* _GIVEN DATA_

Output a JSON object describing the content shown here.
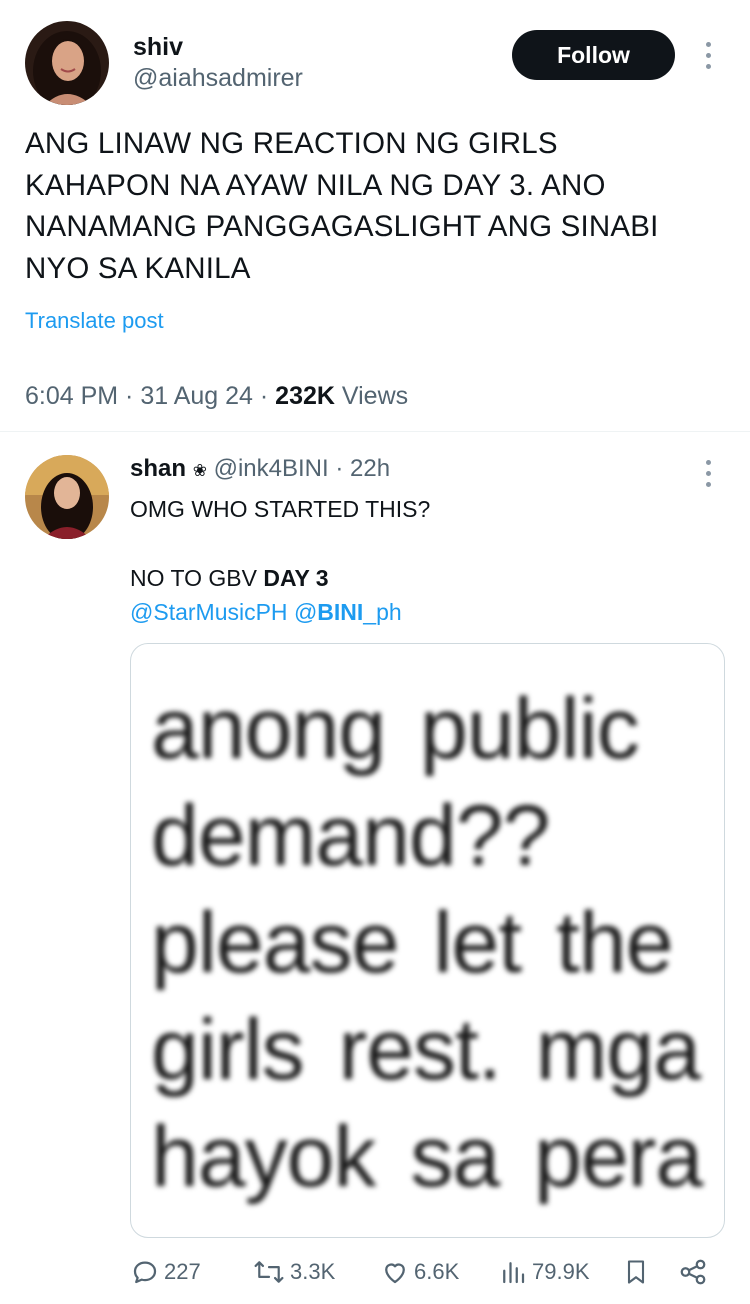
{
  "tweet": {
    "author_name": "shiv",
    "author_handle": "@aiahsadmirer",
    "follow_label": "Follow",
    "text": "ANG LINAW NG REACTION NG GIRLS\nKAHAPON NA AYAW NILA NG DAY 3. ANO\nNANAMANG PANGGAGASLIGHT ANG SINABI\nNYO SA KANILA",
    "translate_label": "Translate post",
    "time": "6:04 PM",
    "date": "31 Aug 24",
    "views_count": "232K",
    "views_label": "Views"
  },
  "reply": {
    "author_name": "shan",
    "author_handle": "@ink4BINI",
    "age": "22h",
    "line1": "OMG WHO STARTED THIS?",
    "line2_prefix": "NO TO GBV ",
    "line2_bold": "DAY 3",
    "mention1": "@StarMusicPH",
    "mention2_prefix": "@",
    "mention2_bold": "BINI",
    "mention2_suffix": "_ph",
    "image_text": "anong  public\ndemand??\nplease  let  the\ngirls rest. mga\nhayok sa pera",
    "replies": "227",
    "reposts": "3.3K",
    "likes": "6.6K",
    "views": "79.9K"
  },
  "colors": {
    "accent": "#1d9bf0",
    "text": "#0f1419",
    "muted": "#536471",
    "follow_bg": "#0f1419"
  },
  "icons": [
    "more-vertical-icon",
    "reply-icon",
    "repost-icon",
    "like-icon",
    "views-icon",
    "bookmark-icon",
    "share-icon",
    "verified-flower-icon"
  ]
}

* _TASK TO CARRY OUT_
Reproduce the material in its entirety and word for word, without the pictures.

* _TASK RESPONSE_
Output a JSON object describing the content shown here.
{
  "tweet": {
    "author_name": "shiv",
    "author_handle": "@aiahsadmirer",
    "follow_label": "Follow",
    "text": "ANG LINAW NG REACTION NG GIRLS\nKAHAPON NA AYAW NILA NG DAY 3. ANO\nNANAMANG PANGGAGASLIGHT ANG SINABI\nNYO SA KANILA",
    "translate_label": "Translate post",
    "time": "6:04 PM",
    "date": "31 Aug 24",
    "views_count": "232K",
    "views_label": "Views"
  },
  "reply": {
    "author_name": "shan",
    "author_handle": "@ink4BINI",
    "age": "22h",
    "line1": "OMG WHO STARTED THIS?",
    "line2_prefix": "NO TO GBV ",
    "line2_bold": "DAY 3",
    "mention1": "@StarMusicPH",
    "mention2_prefix": "@",
    "mention2_bold": "BINI",
    "mention2_suffix": "_ph",
    "image_text": "anong  public\ndemand??\nplease  let  the\ngirls rest. mga\nhayok sa pera",
    "replies": "227",
    "reposts": "3.3K",
    "likes": "6.6K",
    "views": "79.9K"
  },
  "colors": {
    "accent": "#1d9bf0",
    "text": "#0f1419",
    "muted": "#536471",
    "follow_bg": "#0f1419"
  },
  "icons": [
    "more-vertical-icon",
    "reply-icon",
    "repost-icon",
    "like-icon",
    "views-icon",
    "bookmark-icon",
    "share-icon",
    "verified-flower-icon"
  ]
}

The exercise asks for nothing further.